## PROBLEM DETAILS:
Write each record again exactly as it stands.
────────────────────────────────────────
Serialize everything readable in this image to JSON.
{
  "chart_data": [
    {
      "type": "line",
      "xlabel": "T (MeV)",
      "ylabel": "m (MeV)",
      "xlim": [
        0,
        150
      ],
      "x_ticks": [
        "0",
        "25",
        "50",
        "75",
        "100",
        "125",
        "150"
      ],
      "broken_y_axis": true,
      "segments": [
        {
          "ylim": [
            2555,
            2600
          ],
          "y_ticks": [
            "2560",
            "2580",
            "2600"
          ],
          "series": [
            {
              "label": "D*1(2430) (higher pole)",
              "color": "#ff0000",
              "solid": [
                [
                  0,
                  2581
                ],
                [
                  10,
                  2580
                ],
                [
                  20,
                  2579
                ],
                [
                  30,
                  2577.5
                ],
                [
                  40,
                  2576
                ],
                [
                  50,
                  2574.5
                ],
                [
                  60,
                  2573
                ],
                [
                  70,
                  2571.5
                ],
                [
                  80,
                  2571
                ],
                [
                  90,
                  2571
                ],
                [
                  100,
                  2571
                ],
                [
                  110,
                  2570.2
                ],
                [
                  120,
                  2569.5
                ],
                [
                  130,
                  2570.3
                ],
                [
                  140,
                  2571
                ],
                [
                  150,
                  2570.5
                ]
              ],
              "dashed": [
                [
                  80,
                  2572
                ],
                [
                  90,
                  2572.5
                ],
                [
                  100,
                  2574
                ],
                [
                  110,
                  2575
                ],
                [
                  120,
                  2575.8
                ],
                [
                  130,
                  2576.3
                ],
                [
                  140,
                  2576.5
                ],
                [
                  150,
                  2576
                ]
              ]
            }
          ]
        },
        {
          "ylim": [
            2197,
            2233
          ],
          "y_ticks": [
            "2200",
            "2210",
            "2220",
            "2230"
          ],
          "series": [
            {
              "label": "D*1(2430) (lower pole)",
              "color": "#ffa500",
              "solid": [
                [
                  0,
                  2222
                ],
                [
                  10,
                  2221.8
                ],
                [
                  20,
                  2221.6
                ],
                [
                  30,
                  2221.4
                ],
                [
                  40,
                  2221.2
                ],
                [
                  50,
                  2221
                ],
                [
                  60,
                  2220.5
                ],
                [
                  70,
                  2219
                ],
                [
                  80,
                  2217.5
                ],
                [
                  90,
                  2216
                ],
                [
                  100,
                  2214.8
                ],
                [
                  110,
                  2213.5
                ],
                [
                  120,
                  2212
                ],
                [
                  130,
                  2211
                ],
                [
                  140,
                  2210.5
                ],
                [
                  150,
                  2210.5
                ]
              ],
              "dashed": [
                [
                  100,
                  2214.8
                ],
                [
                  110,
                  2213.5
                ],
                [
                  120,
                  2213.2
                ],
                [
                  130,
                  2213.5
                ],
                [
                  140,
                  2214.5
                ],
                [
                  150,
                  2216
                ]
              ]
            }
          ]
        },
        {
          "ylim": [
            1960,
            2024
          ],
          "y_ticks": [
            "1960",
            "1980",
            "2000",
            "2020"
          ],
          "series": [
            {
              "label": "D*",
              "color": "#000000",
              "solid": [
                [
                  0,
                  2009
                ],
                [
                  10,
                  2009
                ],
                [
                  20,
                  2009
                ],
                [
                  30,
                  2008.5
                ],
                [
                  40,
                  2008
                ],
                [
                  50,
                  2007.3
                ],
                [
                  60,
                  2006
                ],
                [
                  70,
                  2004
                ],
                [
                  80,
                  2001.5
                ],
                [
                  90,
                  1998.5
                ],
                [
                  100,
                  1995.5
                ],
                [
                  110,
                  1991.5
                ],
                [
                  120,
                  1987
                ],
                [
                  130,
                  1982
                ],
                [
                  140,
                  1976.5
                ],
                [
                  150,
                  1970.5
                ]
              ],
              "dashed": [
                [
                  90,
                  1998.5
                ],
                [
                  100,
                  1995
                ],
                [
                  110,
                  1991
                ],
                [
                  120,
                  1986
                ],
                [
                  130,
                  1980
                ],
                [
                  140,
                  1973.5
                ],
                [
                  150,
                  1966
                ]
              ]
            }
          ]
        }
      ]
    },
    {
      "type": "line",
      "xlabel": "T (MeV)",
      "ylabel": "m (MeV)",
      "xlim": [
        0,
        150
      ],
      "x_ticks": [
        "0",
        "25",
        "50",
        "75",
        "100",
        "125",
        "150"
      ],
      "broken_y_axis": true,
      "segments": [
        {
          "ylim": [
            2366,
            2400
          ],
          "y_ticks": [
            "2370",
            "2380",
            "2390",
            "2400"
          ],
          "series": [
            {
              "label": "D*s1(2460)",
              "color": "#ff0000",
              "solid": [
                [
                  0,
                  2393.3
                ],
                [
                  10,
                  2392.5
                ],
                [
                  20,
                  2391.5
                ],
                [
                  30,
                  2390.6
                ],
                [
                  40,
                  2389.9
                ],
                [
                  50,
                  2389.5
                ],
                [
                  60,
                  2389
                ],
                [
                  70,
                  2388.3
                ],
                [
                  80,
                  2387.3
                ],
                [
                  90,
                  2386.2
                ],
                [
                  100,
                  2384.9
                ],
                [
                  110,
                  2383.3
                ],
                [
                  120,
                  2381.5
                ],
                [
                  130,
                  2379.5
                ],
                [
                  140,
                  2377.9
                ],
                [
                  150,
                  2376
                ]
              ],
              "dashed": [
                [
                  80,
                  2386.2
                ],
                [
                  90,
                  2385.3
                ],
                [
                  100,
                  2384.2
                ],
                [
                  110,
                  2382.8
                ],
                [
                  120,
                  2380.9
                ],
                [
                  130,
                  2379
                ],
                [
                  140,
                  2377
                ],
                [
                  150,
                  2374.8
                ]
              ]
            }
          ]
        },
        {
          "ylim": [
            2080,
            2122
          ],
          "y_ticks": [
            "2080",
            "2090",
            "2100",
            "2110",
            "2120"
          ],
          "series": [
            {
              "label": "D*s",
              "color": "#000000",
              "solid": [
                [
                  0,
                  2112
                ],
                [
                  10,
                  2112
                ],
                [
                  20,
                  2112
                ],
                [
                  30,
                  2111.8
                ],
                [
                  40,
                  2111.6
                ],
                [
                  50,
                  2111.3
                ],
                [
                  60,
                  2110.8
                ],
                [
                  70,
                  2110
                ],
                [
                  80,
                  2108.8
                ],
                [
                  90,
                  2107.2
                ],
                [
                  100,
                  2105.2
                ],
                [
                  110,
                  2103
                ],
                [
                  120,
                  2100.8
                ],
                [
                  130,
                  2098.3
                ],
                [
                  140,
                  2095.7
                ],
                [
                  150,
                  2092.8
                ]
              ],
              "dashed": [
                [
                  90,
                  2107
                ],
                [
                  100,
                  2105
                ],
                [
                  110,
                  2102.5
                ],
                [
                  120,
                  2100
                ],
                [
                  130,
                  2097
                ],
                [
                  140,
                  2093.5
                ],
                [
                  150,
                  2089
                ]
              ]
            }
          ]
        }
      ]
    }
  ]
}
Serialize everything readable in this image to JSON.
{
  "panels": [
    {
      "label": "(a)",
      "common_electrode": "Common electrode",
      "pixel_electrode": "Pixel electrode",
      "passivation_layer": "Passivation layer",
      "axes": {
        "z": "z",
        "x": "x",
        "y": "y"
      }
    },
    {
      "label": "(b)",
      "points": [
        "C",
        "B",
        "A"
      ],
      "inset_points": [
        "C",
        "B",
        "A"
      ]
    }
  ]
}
────────────────────────────────────────
## IN RESPONSE:
Serialize everything readable in this image to JSON.
{
  "chart_data": [
    {
      "type": "line",
      "xlabel": "T (MeV)",
      "ylabel": "m (MeV)",
      "xlim": [
        0,
        150
      ],
      "x_ticks": [
        "0",
        "25",
        "50",
        "75",
        "100",
        "125",
        "150"
      ],
      "broken_y_axis": true,
      "segments": [
        {
          "ylim": [
            2555,
            2600
          ],
          "y_ticks": [
            "2560",
            "2580",
            "2600"
          ],
          "series": [
            {
              "label": "D*1(2430) (higher pole)",
              "color": "#ff0000",
              "solid": [
                [
                  0,
                  2581
                ],
                [
                  10,
                  2580
                ],
                [
                  20,
                  2579
                ],
                [
                  30,
                  2577.5
                ],
                [
                  40,
                  2576
                ],
                [
                  50,
                  2574.5
                ],
                [
                  60,
                  2573
                ],
                [
                  70,
                  2571.5
                ],
                [
                  80,
                  2571
                ],
                [
                  90,
                  2571
                ],
                [
                  100,
                  2571
                ],
                [
                  110,
                  2570.2
                ],
                [
                  120,
                  2569.5
                ],
                [
                  130,
                  2570.3
                ],
                [
                  140,
                  2571
                ],
                [
                  150,
                  2570.5
                ]
              ],
              "dashed": [
                [
                  80,
                  2572
                ],
                [
                  90,
                  2572.5
                ],
                [
                  100,
                  2574
                ],
                [
                  110,
                  2575
                ],
                [
                  120,
                  2575.8
                ],
                [
                  130,
                  2576.3
                ],
                [
                  140,
                  2576.5
                ],
                [
                  150,
                  2576
                ]
              ]
            }
          ]
        },
        {
          "ylim": [
            2197,
            2233
          ],
          "y_ticks": [
            "2200",
            "2210",
            "2220",
            "2230"
          ],
          "series": [
            {
              "label": "D*1(2430) (lower pole)",
              "color": "#ffa500",
              "solid": [
                [
                  0,
                  2222
                ],
                [
                  10,
                  2221.8
                ],
                [
                  20,
                  2221.6
                ],
                [
                  30,
                  2221.4
                ],
                [
                  40,
                  2221.2
                ],
                [
                  50,
                  2221
                ],
                [
                  60,
                  2220.5
                ],
                [
                  70,
                  2219
                ],
                [
                  80,
                  2217.5
                ],
                [
                  90,
                  2216
                ],
                [
                  100,
                  2214.8
                ],
                [
                  110,
                  2213.5
                ],
                [
                  120,
                  2212
                ],
                [
                  130,
                  2211
                ],
                [
                  140,
                  2210.5
                ],
                [
                  150,
                  2210.5
                ]
              ],
              "dashed": [
                [
                  100,
                  2214.8
                ],
                [
                  110,
                  2213.5
                ],
                [
                  120,
                  2213.2
                ],
                [
                  130,
                  2213.5
                ],
                [
                  140,
                  2214.5
                ],
                [
                  150,
                  2216
                ]
              ]
            }
          ]
        },
        {
          "ylim": [
            1960,
            2024
          ],
          "y_ticks": [
            "1960",
            "1980",
            "2000",
            "2020"
          ],
          "series": [
            {
              "label": "D*",
              "color": "#000000",
              "solid": [
                [
                  0,
                  2009
                ],
                [
                  10,
                  2009
                ],
                [
                  20,
                  2009
                ],
                [
                  30,
                  2008.5
                ],
                [
                  40,
                  2008
                ],
                [
                  50,
                  2007.3
                ],
                [
                  60,
                  2006
                ],
                [
                  70,
                  2004
                ],
                [
                  80,
                  2001.5
                ],
                [
                  90,
                  1998.5
                ],
                [
                  100,
                  1995.5
                ],
                [
                  110,
                  1991.5
                ],
                [
                  120,
                  1987
                ],
                [
                  130,
                  1982
                ],
                [
                  140,
                  1976.5
                ],
                [
                  150,
                  1970.5
                ]
              ],
              "dashed": [
                [
                  90,
                  1998.5
                ],
                [
                  100,
                  1995
                ],
                [
                  110,
                  1991
                ],
                [
                  120,
                  1986
                ],
                [
                  130,
                  1980
                ],
                [
                  140,
                  1973.5
                ],
                [
                  150,
                  1966
                ]
              ]
            }
          ]
        }
      ]
    },
    {
      "type": "line",
      "xlabel": "T (MeV)",
      "ylabel": "m (MeV)",
      "xlim": [
        0,
        150
      ],
      "x_ticks": [
        "0",
        "25",
        "50",
        "75",
        "100",
        "125",
        "150"
      ],
      "broken_y_axis": true,
      "segments": [
        {
          "ylim": [
            2366,
            2400
          ],
          "y_ticks": [
            "2370",
            "2380",
            "2390",
            "2400"
          ],
          "series": [
            {
              "label": "D*s1(2460)",
              "color": "#ff0000",
              "solid": [
                [
                  0,
                  2393.3
                ],
                [
                  10,
                  2392.5
                ],
                [
                  20,
                  2391.5
                ],
                [
                  30,
                  2390.6
                ],
                [
                  40,
                  2389.9
                ],
                [
                  50,
                  2389.5
                ],
                [
                  60,
                  2389
                ],
                [
                  70,
                  2388.3
                ],
                [
                  80,
                  2387.3
                ],
                [
                  90,
                  2386.2
                ],
                [
                  100,
                  2384.9
                ],
                [
                  110,
                  2383.3
                ],
                [
                  120,
                  2381.5
                ],
                [
                  130,
                  2379.5
                ],
                [
                  140,
                  2377.9
                ],
                [
                  150,
                  2376
                ]
              ],
              "dashed": [
                [
                  80,
                  2386.2
                ],
                [
                  90,
                  2385.3
                ],
                [
                  100,
                  2384.2
                ],
                [
                  110,
                  2382.8
                ],
                [
                  120,
                  2380.9
                ],
                [
                  130,
                  2379
                ],
                [
                  140,
                  2377
                ],
                [
                  150,
                  2374.8
                ]
              ]
            }
          ]
        },
        {
          "ylim": [
            2080,
            2122
          ],
          "y_ticks": [
            "2080",
            "2090",
            "2100",
            "2110",
            "2120"
          ],
          "series": [
            {
              "label": "D*s",
              "color": "#000000",
              "solid": [
                [
                  0,
                  2112
                ],
                [
                  10,
                  2112
                ],
                [
                  20,
                  2112
                ],
                [
                  30,
                  2111.8
                ],
                [
                  40,
                  2111.6
                ],
                [
                  50,
                  2111.3
                ],
                [
                  60,
                  2110.8
                ],
                [
                  70,
                  2110
                ],
                [
                  80,
                  2108.8
                ],
                [
                  90,
                  2107.2
                ],
                [
                  100,
                  2105.2
                ],
                [
                  110,
                  2103
                ],
                [
                  120,
                  2100.8
                ],
                [
                  130,
                  2098.3
                ],
                [
                  140,
                  2095.7
                ],
                [
                  150,
                  2092.8
                ]
              ],
              "dashed": [
                [
                  90,
                  2107
                ],
                [
                  100,
                  2105
                ],
                [
                  110,
                  2102.5
                ],
                [
                  120,
                  2100
                ],
                [
                  130,
                  2097
                ],
                [
                  140,
                  2093.5
                ],
                [
                  150,
                  2089
                ]
              ]
            }
          ]
        }
      ]
    }
  ]
}
Serialize everything readable in this image to JSON.
{
  "panels": [
    {
      "label": "(a)",
      "common_electrode": "Common electrode",
      "pixel_electrode": "Pixel electrode",
      "passivation_layer": "Passivation layer",
      "axes": {
        "z": "z",
        "x": "x",
        "y": "y"
      }
    },
    {
      "label": "(b)",
      "points": [
        "C",
        "B",
        "A"
      ],
      "inset_points": [
        "C",
        "B",
        "A"
      ]
    }
  ]
}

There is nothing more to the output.